== Data to process

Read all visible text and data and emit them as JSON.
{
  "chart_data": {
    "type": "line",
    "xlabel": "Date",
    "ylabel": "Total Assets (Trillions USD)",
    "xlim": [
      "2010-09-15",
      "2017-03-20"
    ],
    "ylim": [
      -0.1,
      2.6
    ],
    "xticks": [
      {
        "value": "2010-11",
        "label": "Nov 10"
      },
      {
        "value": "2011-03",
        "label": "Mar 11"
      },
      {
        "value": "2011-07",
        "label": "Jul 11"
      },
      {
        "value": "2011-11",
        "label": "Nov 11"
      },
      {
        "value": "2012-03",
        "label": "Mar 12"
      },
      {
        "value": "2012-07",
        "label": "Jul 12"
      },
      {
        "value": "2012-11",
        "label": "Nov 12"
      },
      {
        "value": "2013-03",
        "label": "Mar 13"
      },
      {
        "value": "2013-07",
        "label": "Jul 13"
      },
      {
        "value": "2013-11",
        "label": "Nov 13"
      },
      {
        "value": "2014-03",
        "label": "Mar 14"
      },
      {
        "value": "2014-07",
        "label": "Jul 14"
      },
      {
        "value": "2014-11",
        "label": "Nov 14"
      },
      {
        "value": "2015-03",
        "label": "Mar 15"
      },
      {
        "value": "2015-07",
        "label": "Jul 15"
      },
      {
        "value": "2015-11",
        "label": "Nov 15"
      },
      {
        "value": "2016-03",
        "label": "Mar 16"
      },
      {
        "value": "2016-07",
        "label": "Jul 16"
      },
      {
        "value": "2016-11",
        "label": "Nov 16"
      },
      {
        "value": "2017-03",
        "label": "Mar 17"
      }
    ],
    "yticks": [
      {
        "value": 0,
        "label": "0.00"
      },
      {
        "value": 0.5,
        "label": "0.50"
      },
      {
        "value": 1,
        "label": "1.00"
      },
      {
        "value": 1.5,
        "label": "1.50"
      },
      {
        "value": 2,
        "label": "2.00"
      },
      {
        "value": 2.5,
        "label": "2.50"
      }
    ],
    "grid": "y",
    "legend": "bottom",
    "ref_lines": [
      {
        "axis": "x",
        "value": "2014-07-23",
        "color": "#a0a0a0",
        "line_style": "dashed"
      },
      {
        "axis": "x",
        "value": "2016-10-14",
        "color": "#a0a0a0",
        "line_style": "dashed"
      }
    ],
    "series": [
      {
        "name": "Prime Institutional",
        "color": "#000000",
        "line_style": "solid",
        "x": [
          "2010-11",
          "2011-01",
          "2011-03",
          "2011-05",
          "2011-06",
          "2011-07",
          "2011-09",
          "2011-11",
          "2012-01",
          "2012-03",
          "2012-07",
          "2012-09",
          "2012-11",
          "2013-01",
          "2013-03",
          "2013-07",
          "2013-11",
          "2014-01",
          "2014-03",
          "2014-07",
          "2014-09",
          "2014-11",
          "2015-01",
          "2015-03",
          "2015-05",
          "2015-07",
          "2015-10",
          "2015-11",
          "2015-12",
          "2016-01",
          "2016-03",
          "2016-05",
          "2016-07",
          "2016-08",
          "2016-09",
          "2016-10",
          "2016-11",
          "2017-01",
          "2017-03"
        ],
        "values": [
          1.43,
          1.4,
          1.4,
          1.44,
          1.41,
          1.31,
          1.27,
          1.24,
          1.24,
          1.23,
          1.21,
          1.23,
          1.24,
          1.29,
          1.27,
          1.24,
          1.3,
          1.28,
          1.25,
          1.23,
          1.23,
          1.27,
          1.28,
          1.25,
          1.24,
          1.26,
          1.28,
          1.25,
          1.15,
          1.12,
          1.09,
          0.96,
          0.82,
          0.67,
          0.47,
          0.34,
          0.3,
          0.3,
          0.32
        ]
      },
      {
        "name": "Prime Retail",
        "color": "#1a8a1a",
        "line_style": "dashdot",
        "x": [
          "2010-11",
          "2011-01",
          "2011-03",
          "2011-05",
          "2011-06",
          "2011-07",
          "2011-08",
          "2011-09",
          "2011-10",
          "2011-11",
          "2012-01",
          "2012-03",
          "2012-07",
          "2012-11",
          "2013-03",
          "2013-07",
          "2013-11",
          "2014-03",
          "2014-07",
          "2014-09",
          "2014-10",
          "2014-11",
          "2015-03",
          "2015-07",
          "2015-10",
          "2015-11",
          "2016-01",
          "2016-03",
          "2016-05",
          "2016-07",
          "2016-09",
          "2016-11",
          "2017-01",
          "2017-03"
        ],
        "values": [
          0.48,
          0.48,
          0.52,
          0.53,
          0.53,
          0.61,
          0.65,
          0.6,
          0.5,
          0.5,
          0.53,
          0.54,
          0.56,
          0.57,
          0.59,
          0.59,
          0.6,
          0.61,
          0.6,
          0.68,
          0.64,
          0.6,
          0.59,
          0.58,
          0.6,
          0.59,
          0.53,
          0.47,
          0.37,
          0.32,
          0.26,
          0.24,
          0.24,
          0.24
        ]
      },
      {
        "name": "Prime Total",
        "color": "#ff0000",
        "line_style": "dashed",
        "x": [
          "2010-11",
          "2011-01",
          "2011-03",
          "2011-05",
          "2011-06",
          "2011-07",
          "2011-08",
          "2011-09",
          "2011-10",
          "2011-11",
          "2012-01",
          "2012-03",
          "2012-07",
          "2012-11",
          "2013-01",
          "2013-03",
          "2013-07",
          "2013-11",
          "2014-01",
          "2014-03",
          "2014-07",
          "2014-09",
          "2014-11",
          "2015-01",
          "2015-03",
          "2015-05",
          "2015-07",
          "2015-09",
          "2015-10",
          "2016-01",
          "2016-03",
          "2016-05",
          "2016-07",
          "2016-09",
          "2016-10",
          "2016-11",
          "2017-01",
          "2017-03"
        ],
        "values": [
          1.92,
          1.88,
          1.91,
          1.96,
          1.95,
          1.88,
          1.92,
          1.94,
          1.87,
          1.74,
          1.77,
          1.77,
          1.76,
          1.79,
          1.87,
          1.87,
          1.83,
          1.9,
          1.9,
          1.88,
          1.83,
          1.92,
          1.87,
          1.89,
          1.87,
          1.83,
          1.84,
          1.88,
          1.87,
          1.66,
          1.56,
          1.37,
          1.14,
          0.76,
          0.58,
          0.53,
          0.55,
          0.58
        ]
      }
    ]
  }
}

====
== Data to process

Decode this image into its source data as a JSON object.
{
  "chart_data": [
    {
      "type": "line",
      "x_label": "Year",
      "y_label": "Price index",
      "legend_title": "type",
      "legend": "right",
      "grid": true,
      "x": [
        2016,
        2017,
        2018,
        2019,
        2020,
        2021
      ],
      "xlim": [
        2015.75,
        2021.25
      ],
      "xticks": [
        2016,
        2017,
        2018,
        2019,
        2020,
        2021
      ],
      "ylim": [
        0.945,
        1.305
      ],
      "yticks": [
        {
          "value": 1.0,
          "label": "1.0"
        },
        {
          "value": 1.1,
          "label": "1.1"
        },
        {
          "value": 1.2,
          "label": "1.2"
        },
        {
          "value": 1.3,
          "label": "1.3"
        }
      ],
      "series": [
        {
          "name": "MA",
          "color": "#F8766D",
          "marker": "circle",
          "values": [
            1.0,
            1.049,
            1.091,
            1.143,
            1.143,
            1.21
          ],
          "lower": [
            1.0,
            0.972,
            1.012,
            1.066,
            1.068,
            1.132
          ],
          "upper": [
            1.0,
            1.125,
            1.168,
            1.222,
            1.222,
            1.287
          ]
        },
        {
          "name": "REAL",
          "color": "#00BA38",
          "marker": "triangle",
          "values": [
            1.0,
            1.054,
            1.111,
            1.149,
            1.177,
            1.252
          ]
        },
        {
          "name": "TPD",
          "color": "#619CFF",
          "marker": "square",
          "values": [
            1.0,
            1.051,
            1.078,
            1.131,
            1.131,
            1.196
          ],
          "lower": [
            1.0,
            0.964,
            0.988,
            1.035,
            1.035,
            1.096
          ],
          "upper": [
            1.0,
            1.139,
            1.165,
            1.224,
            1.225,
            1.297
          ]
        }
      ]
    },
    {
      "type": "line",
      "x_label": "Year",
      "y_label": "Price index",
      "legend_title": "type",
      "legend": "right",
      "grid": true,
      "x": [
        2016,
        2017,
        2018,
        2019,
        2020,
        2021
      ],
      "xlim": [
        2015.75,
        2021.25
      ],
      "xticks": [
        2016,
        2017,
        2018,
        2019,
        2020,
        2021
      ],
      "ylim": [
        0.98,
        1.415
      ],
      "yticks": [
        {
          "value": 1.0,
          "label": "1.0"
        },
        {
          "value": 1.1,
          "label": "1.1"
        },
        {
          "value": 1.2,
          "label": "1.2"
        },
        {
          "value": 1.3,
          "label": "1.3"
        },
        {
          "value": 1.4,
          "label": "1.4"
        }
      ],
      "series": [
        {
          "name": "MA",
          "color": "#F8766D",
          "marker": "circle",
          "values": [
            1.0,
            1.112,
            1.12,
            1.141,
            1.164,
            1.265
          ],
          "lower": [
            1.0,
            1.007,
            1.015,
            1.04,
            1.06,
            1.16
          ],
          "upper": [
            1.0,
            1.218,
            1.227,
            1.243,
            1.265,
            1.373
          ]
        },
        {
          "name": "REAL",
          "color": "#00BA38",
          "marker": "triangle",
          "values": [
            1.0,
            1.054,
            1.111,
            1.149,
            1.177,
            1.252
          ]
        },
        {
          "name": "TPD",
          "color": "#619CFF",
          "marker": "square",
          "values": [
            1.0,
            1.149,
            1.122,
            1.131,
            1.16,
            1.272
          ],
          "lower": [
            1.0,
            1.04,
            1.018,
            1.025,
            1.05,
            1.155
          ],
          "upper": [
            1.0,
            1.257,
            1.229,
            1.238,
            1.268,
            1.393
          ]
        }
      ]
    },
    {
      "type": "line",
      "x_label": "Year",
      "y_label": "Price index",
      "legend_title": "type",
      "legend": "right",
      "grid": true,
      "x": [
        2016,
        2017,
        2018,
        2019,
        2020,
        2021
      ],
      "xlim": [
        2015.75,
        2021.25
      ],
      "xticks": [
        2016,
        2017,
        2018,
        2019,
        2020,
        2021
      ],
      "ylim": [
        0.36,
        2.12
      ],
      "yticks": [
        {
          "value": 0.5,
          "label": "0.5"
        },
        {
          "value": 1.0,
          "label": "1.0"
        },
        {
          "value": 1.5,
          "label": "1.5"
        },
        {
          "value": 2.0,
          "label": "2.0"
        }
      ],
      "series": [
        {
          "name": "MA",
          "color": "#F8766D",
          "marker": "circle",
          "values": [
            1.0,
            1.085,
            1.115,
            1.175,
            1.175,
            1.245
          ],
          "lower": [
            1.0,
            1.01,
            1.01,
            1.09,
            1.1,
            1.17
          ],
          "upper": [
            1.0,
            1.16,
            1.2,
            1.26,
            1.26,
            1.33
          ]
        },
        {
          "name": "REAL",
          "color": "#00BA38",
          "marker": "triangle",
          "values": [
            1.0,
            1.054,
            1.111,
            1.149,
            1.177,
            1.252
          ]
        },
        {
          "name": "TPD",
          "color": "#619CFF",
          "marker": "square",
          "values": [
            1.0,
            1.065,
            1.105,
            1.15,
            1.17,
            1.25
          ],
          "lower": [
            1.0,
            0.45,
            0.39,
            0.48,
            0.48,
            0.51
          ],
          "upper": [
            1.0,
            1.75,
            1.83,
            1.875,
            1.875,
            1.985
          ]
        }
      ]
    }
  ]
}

====
== Data to process

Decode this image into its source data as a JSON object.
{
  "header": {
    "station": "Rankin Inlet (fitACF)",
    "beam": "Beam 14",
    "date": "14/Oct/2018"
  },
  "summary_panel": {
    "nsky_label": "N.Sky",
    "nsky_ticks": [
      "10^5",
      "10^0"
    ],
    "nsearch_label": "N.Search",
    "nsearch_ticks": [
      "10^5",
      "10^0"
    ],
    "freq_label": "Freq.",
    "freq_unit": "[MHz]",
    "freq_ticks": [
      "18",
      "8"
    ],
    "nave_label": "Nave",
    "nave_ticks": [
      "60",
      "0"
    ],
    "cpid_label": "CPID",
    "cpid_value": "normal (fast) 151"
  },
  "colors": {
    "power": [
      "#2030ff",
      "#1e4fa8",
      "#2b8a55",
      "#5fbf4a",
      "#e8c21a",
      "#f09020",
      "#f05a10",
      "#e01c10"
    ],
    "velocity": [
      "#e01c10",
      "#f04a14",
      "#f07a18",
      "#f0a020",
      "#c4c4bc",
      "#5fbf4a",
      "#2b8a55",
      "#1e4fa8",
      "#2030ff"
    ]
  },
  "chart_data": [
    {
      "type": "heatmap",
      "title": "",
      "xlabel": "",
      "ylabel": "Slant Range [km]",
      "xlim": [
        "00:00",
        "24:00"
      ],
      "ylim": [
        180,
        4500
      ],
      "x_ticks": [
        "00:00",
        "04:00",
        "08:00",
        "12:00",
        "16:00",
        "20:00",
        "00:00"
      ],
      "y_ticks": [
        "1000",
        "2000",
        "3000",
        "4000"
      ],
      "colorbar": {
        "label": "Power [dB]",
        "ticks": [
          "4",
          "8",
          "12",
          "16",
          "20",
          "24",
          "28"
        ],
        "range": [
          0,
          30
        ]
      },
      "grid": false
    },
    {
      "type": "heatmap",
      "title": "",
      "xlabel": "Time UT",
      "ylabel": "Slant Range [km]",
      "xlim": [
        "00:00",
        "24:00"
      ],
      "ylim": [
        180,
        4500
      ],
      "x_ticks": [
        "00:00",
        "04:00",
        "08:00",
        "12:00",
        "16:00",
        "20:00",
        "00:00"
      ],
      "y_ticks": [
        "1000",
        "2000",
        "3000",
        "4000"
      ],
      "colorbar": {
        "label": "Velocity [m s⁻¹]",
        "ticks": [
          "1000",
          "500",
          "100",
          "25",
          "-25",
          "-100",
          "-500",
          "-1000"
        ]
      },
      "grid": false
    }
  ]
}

====

## Problem requirements
Across the entries, how many lines hold the word "Prime"? Say only the number.

## Exercise result
3